Requirement:
The answer is one number: how many lines hold the string "Prix".

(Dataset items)
****************

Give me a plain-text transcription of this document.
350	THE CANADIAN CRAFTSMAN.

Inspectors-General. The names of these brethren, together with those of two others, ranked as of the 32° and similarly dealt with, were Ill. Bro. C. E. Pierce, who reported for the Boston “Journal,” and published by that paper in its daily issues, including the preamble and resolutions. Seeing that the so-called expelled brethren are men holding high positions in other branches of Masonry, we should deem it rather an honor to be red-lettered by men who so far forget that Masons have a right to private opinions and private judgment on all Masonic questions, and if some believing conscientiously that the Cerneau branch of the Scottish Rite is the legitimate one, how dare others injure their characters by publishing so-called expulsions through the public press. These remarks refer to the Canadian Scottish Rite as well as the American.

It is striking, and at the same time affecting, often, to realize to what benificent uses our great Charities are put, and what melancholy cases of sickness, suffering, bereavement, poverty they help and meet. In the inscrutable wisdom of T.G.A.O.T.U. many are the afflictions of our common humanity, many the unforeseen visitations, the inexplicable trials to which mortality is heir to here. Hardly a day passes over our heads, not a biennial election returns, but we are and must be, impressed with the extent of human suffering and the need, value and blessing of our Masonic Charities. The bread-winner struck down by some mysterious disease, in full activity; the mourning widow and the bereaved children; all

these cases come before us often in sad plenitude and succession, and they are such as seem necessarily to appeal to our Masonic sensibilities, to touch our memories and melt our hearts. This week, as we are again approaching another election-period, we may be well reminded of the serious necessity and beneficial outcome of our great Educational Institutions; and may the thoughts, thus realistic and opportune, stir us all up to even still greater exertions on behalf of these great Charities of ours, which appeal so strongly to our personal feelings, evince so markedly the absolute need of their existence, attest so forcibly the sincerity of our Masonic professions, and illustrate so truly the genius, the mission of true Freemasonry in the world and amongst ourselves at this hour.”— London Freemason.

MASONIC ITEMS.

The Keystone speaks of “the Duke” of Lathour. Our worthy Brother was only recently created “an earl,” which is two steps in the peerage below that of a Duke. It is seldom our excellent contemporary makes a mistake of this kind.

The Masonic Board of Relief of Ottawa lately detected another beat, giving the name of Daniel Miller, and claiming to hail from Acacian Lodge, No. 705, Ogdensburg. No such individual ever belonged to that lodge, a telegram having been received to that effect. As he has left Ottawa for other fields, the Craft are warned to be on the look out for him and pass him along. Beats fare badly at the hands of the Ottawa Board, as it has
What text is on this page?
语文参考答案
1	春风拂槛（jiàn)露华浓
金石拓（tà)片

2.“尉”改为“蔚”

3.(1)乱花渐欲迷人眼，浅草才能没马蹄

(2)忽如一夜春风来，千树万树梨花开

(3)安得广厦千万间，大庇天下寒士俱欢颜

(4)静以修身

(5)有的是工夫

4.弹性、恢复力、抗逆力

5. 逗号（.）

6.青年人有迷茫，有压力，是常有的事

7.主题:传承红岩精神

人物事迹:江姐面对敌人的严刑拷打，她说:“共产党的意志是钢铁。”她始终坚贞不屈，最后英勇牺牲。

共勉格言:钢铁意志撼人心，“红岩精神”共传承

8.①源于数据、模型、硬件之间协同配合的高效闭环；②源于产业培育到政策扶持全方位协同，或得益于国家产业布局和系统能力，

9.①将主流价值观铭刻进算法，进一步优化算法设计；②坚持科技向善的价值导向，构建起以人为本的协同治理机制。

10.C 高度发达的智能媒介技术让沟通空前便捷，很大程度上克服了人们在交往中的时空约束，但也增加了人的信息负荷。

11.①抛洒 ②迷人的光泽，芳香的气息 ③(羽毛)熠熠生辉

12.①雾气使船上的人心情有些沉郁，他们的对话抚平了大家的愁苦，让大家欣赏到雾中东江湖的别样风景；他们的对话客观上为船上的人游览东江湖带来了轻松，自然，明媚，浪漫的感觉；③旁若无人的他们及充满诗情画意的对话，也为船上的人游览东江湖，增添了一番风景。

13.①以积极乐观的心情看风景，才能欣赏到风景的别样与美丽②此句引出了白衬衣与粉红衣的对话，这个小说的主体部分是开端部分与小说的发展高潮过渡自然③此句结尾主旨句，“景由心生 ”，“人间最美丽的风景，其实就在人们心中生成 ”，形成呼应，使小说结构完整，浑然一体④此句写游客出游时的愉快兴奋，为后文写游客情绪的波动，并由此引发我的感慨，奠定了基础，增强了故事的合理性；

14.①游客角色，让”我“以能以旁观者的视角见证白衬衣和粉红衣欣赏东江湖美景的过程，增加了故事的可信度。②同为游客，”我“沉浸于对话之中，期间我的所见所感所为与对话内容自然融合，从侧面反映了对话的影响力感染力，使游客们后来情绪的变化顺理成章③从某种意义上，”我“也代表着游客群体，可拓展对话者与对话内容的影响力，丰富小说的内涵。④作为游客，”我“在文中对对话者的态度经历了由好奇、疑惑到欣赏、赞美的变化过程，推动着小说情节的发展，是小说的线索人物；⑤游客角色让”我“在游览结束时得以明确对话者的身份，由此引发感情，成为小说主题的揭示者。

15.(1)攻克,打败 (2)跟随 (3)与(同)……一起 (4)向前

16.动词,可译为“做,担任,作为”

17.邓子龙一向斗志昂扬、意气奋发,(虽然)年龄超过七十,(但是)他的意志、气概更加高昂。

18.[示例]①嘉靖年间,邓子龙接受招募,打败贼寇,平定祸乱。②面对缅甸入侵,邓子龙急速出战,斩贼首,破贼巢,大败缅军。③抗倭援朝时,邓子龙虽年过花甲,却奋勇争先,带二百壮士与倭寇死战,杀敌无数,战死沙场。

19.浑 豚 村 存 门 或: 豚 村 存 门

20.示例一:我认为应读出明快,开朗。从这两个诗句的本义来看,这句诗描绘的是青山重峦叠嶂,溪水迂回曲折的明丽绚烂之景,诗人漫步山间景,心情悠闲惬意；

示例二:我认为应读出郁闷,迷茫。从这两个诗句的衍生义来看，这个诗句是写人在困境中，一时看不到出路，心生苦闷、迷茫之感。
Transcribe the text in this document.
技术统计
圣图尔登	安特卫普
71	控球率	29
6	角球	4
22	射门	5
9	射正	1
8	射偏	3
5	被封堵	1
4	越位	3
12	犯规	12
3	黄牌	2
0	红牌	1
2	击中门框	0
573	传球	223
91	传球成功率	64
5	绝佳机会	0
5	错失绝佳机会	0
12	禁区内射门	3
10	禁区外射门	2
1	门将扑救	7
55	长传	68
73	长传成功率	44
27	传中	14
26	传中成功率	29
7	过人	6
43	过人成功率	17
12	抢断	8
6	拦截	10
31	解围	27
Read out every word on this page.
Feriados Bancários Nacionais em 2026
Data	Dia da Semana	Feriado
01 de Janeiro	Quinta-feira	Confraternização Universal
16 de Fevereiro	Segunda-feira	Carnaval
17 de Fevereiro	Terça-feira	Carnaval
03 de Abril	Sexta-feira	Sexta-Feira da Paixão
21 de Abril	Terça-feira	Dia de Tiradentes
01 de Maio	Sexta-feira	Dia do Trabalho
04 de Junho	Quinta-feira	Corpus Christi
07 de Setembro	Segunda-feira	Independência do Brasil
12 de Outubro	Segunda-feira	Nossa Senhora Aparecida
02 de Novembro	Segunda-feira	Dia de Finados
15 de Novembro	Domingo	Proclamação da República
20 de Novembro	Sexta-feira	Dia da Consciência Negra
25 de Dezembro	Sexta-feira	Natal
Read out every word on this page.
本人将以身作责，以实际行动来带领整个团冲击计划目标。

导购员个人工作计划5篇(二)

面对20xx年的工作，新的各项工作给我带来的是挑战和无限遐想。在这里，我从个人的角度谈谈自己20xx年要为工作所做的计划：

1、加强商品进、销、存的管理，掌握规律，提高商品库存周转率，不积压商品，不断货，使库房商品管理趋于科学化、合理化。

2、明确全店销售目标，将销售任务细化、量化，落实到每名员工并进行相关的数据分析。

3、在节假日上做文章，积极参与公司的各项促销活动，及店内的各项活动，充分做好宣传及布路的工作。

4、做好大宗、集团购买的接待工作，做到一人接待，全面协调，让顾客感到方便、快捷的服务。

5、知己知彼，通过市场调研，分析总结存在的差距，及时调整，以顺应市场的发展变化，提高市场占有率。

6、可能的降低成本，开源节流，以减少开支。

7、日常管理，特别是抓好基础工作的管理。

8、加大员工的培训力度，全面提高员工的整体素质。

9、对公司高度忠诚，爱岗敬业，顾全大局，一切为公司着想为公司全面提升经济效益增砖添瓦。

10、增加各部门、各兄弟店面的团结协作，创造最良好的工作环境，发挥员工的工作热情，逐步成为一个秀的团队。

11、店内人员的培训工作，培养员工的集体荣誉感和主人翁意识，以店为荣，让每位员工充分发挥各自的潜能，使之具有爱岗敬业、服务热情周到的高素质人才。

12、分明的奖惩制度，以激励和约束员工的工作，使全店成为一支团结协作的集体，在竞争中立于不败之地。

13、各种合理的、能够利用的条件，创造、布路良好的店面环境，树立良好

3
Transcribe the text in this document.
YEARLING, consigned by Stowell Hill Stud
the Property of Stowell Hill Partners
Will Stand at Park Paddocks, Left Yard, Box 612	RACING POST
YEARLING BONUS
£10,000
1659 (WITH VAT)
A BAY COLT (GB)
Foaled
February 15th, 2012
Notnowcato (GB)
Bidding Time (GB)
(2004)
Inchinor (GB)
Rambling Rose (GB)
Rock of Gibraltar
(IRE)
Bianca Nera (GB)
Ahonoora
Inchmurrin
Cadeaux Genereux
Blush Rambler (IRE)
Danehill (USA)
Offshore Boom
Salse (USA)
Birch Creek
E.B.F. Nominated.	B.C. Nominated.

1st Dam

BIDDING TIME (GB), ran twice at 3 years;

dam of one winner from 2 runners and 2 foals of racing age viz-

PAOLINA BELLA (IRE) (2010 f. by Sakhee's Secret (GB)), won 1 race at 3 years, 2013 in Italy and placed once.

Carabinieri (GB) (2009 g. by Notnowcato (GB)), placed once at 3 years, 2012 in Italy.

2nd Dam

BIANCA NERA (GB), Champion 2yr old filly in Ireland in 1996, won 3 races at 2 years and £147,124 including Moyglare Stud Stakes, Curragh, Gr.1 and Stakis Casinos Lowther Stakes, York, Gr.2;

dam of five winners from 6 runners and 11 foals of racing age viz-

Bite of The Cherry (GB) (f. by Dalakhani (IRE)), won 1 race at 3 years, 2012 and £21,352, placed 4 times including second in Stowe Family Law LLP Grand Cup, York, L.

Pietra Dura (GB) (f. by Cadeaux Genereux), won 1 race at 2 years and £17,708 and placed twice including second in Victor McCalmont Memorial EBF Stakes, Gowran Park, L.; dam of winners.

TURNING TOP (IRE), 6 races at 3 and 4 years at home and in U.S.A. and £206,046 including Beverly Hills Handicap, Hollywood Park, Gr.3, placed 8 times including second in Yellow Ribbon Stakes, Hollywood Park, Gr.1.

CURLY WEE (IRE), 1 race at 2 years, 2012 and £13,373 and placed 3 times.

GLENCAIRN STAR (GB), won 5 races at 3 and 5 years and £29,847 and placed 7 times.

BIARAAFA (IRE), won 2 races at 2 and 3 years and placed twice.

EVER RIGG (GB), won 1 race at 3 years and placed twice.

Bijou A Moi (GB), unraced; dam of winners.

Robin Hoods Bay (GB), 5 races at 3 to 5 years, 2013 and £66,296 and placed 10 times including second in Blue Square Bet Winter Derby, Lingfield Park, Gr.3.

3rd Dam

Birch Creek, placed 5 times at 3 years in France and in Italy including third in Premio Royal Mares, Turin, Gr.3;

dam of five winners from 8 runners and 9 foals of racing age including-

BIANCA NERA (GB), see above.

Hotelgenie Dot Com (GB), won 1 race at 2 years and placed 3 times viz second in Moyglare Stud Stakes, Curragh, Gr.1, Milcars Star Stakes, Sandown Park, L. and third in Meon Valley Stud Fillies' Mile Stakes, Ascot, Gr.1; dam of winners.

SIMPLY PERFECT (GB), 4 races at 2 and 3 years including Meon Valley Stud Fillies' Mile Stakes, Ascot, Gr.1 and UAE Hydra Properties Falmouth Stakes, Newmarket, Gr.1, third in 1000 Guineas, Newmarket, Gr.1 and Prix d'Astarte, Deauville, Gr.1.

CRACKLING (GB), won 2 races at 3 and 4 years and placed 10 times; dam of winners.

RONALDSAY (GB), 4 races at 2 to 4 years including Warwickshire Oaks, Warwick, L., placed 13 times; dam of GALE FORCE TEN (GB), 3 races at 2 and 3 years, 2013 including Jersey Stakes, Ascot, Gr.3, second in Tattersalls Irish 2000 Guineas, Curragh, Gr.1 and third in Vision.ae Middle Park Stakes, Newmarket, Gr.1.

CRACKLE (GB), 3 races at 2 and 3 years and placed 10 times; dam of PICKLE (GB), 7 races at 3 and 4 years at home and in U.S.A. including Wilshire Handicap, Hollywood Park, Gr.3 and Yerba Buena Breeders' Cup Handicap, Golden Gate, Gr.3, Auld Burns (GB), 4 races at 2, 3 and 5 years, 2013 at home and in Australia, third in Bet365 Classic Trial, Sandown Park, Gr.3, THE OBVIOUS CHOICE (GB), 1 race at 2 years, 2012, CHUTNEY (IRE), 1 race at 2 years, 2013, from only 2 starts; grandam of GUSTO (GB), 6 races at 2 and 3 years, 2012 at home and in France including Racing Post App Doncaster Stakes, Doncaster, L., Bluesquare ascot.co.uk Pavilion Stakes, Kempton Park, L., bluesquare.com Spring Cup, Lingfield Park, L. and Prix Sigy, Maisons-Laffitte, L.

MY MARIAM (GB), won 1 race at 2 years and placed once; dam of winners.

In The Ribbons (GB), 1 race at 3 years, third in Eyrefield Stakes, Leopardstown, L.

****************

Answer for this exercise:
2